— BEGIN —

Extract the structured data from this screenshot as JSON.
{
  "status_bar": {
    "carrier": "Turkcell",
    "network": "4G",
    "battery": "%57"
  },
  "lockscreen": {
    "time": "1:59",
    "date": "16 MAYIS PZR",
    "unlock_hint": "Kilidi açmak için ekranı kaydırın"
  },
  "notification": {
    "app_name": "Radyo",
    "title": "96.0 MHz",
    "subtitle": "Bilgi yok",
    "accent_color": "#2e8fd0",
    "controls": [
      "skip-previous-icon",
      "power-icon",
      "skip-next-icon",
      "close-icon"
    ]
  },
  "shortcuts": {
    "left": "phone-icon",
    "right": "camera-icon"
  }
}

— END —

▶ _What is needed_: Each line above that holds the string "icon" should be copied and shown.

▶ _Complete response_:
      "skip-previous-icon",
      "power-icon",
      "skip-next-icon",
      "close-icon"
    "left": "phone-icon",
    "right": "camera-icon"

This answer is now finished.